Problem description: Gather every line in the records below that contains the word "CUFFLEY".

Given data:
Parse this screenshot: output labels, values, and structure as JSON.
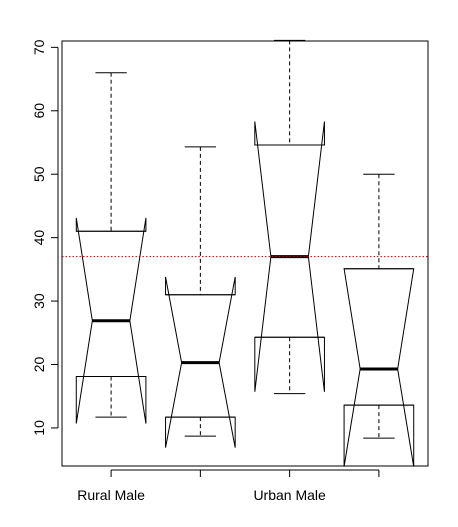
{
  "chart_data": {
    "type": "boxplot",
    "notched": true,
    "title": "",
    "xlabel": "",
    "ylabel": "",
    "ylim": [
      4,
      71
    ],
    "yticks": [
      10,
      20,
      30,
      40,
      50,
      60,
      70
    ],
    "categories": [
      "Rural Male",
      "",
      "Urban Male",
      ""
    ],
    "boxes": [
      {
        "whisker_low": 11.7,
        "q1": 18.1,
        "median": 26.9,
        "q3": 41.0,
        "whisker_high": 66.0,
        "notch_low": 10.7,
        "notch_high": 43.1
      },
      {
        "whisker_low": 8.7,
        "q1": 11.7,
        "median": 20.3,
        "q3": 31.0,
        "whisker_high": 54.3,
        "notch_low": 6.9,
        "notch_high": 33.8
      },
      {
        "whisker_low": 15.4,
        "q1": 24.3,
        "median": 37.0,
        "q3": 54.6,
        "whisker_high": 71.1,
        "notch_low": 15.7,
        "notch_high": 58.3
      },
      {
        "whisker_low": 8.4,
        "q1": 13.6,
        "median": 19.3,
        "q3": 35.1,
        "whisker_high": 50.0,
        "notch_low": 3.9,
        "notch_high": 35.1
      }
    ],
    "reference_line": {
      "y": 37.0,
      "style": "dotted",
      "color": "#cc0000"
    },
    "colors": {
      "box": "#000000",
      "reference": "#cc0000"
    }
  }
}
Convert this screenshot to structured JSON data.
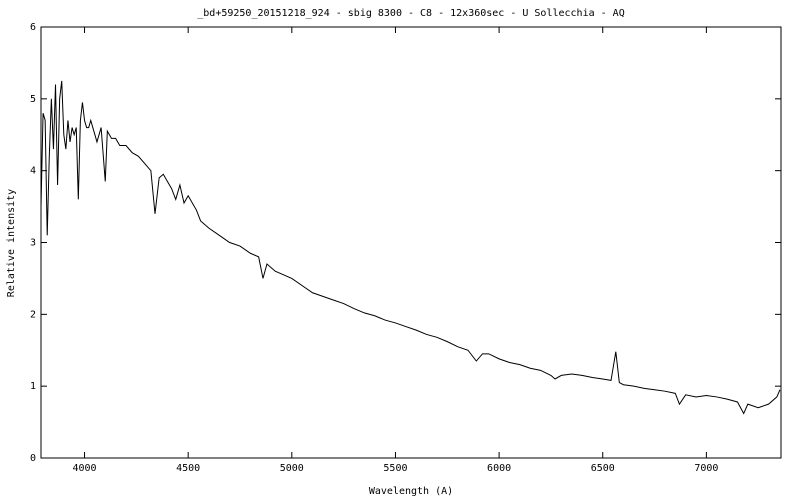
{
  "chart_data": {
    "type": "line",
    "title": "_bd+59250_20151218_924 - sbig 8300 - C8 - 12x360sec - U Sollecchia - AQ",
    "x_label": "Wavelength (A)",
    "y_label": "Relative intensity",
    "color": "#000000",
    "xlim": [
      3790,
      7360
    ],
    "xticks": [
      4000,
      4500,
      5000,
      5500,
      6000,
      6500,
      7000
    ],
    "ylim": [
      0,
      6
    ],
    "yticks": [
      0,
      1,
      2,
      3,
      4,
      5,
      6
    ],
    "x": [
      3790,
      3800,
      3810,
      3820,
      3830,
      3840,
      3850,
      3860,
      3870,
      3880,
      3890,
      3900,
      3910,
      3920,
      3930,
      3940,
      3950,
      3960,
      3970,
      3980,
      3990,
      4000,
      4010,
      4020,
      4030,
      4040,
      4060,
      4080,
      4100,
      4110,
      4130,
      4150,
      4170,
      4200,
      4230,
      4260,
      4290,
      4320,
      4340,
      4360,
      4380,
      4400,
      4420,
      4440,
      4460,
      4480,
      4500,
      4520,
      4540,
      4560,
      4600,
      4650,
      4700,
      4750,
      4800,
      4840,
      4861,
      4880,
      4920,
      4960,
      5000,
      5050,
      5100,
      5150,
      5200,
      5250,
      5300,
      5350,
      5400,
      5450,
      5500,
      5550,
      5600,
      5650,
      5700,
      5750,
      5800,
      5850,
      5890,
      5920,
      5950,
      6000,
      6050,
      6100,
      6150,
      6200,
      6250,
      6270,
      6300,
      6350,
      6400,
      6450,
      6500,
      6540,
      6563,
      6580,
      6600,
      6650,
      6700,
      6750,
      6800,
      6850,
      6870,
      6900,
      6950,
      7000,
      7050,
      7100,
      7150,
      7180,
      7200,
      7250,
      7300,
      7340,
      7355
    ],
    "values": [
      3.5,
      4.8,
      4.7,
      3.1,
      4.2,
      5.0,
      4.3,
      5.2,
      3.8,
      5.0,
      5.25,
      4.5,
      4.3,
      4.7,
      4.4,
      4.6,
      4.5,
      4.6,
      3.6,
      4.7,
      4.95,
      4.7,
      4.6,
      4.6,
      4.7,
      4.6,
      4.4,
      4.6,
      3.85,
      4.55,
      4.45,
      4.45,
      4.35,
      4.35,
      4.25,
      4.2,
      4.1,
      4.0,
      3.4,
      3.9,
      3.95,
      3.85,
      3.75,
      3.6,
      3.8,
      3.55,
      3.65,
      3.55,
      3.45,
      3.3,
      3.2,
      3.1,
      3.0,
      2.95,
      2.85,
      2.8,
      2.5,
      2.7,
      2.6,
      2.55,
      2.5,
      2.4,
      2.3,
      2.25,
      2.2,
      2.15,
      2.08,
      2.02,
      1.98,
      1.92,
      1.88,
      1.83,
      1.78,
      1.72,
      1.68,
      1.62,
      1.55,
      1.5,
      1.35,
      1.45,
      1.45,
      1.38,
      1.33,
      1.3,
      1.25,
      1.22,
      1.15,
      1.1,
      1.15,
      1.17,
      1.15,
      1.12,
      1.1,
      1.08,
      1.48,
      1.05,
      1.02,
      1.0,
      0.97,
      0.95,
      0.93,
      0.9,
      0.75,
      0.88,
      0.85,
      0.87,
      0.85,
      0.82,
      0.78,
      0.62,
      0.75,
      0.7,
      0.75,
      0.85,
      0.95
    ]
  }
}
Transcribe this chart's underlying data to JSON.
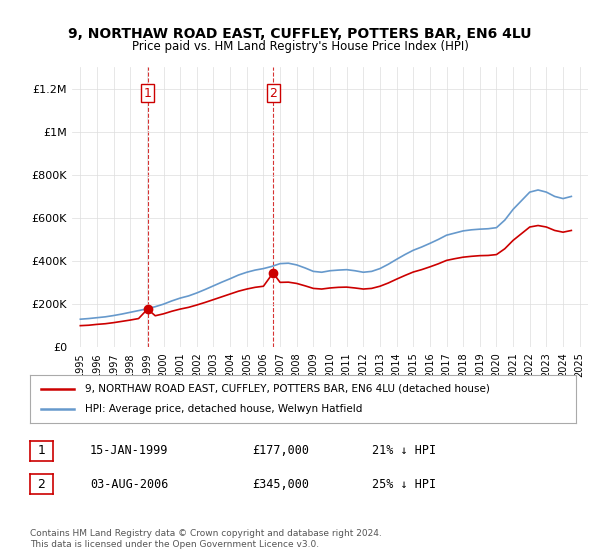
{
  "title1": "9, NORTHAW ROAD EAST, CUFFLEY, POTTERS BAR, EN6 4LU",
  "title2": "Price paid vs. HM Land Registry's House Price Index (HPI)",
  "ylabel": "",
  "background_color": "#ffffff",
  "grid_color": "#dddddd",
  "red_color": "#cc0000",
  "blue_color": "#6699cc",
  "sale1_date": 1999.04,
  "sale1_price": 177000,
  "sale1_label": "1",
  "sale2_date": 2006.58,
  "sale2_price": 345000,
  "sale2_label": "2",
  "legend_label_red": "9, NORTHAW ROAD EAST, CUFFLEY, POTTERS BAR, EN6 4LU (detached house)",
  "legend_label_blue": "HPI: Average price, detached house, Welwyn Hatfield",
  "annotation1_text": "1",
  "annotation2_text": "2",
  "table_row1": [
    "1",
    "15-JAN-1999",
    "£177,000",
    "21% ↓ HPI"
  ],
  "table_row2": [
    "2",
    "03-AUG-2006",
    "£345,000",
    "25% ↓ HPI"
  ],
  "footer": "Contains HM Land Registry data © Crown copyright and database right 2024.\nThis data is licensed under the Open Government Licence v3.0.",
  "hpi_years": [
    1995,
    1995.5,
    1996,
    1996.5,
    1997,
    1997.5,
    1998,
    1998.5,
    1999,
    1999.5,
    2000,
    2000.5,
    2001,
    2001.5,
    2002,
    2002.5,
    2003,
    2003.5,
    2004,
    2004.5,
    2005,
    2005.5,
    2006,
    2006.5,
    2007,
    2007.5,
    2008,
    2008.5,
    2009,
    2009.5,
    2010,
    2010.5,
    2011,
    2011.5,
    2012,
    2012.5,
    2013,
    2013.5,
    2014,
    2014.5,
    2015,
    2015.5,
    2016,
    2016.5,
    2017,
    2017.5,
    2018,
    2018.5,
    2019,
    2019.5,
    2020,
    2020.5,
    2021,
    2021.5,
    2022,
    2022.5,
    2023,
    2023.5,
    2024,
    2024.5
  ],
  "hpi_values": [
    130000,
    133000,
    137000,
    141000,
    147000,
    154000,
    162000,
    170000,
    178000,
    188000,
    200000,
    215000,
    228000,
    238000,
    252000,
    268000,
    285000,
    302000,
    318000,
    335000,
    348000,
    358000,
    365000,
    375000,
    388000,
    390000,
    382000,
    368000,
    352000,
    348000,
    355000,
    358000,
    360000,
    355000,
    348000,
    352000,
    365000,
    385000,
    408000,
    430000,
    450000,
    465000,
    482000,
    500000,
    520000,
    530000,
    540000,
    545000,
    548000,
    550000,
    555000,
    590000,
    640000,
    680000,
    720000,
    730000,
    720000,
    700000,
    690000,
    700000
  ],
  "red_years": [
    1995,
    1995.5,
    1996,
    1996.5,
    1997,
    1997.5,
    1998,
    1998.5,
    1999.04,
    1999.5,
    2000,
    2000.5,
    2001,
    2001.5,
    2002,
    2002.5,
    2003,
    2003.5,
    2004,
    2004.5,
    2005,
    2005.5,
    2006,
    2006.58,
    2007,
    2007.5,
    2008,
    2008.5,
    2009,
    2009.5,
    2010,
    2010.5,
    2011,
    2011.5,
    2012,
    2012.5,
    2013,
    2013.5,
    2014,
    2014.5,
    2015,
    2015.5,
    2016,
    2016.5,
    2017,
    2017.5,
    2018,
    2018.5,
    2019,
    2019.5,
    2020,
    2020.5,
    2021,
    2021.5,
    2022,
    2022.5,
    2023,
    2023.5,
    2024,
    2024.5
  ],
  "red_values": [
    100000,
    102000,
    106000,
    109000,
    114000,
    120000,
    126000,
    133000,
    177000,
    146000,
    155000,
    167000,
    177000,
    185000,
    196000,
    208000,
    221000,
    234000,
    247000,
    260000,
    270000,
    278000,
    283000,
    345000,
    301000,
    302000,
    296000,
    285000,
    273000,
    270000,
    275000,
    278000,
    279000,
    275000,
    270000,
    273000,
    283000,
    298000,
    316000,
    333000,
    349000,
    360000,
    373000,
    387000,
    403000,
    411000,
    418000,
    422000,
    425000,
    426000,
    430000,
    457000,
    496000,
    527000,
    558000,
    565000,
    558000,
    542000,
    534000,
    542000
  ],
  "xlim": [
    1994.5,
    2025.5
  ],
  "ylim": [
    0,
    1300000
  ],
  "xticks": [
    1995,
    1996,
    1997,
    1998,
    1999,
    2000,
    2001,
    2002,
    2003,
    2004,
    2005,
    2006,
    2007,
    2008,
    2009,
    2010,
    2011,
    2012,
    2013,
    2014,
    2015,
    2016,
    2017,
    2018,
    2019,
    2020,
    2021,
    2022,
    2023,
    2024,
    2025
  ],
  "yticks": [
    0,
    200000,
    400000,
    600000,
    800000,
    1000000,
    1200000
  ],
  "ytick_labels": [
    "£0",
    "£200K",
    "£400K",
    "£600K",
    "£800K",
    "£1M",
    "£1.2M"
  ]
}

Task solution:
  "title1": "9, NORTHAW ROAD EAST, CUFFLEY, POTTERS BAR, EN6 4LU",
  "legend_label_red": "9, NORTHAW ROAD EAST, CUFFLEY, POTTERS BAR, EN6 4LU (detached house)",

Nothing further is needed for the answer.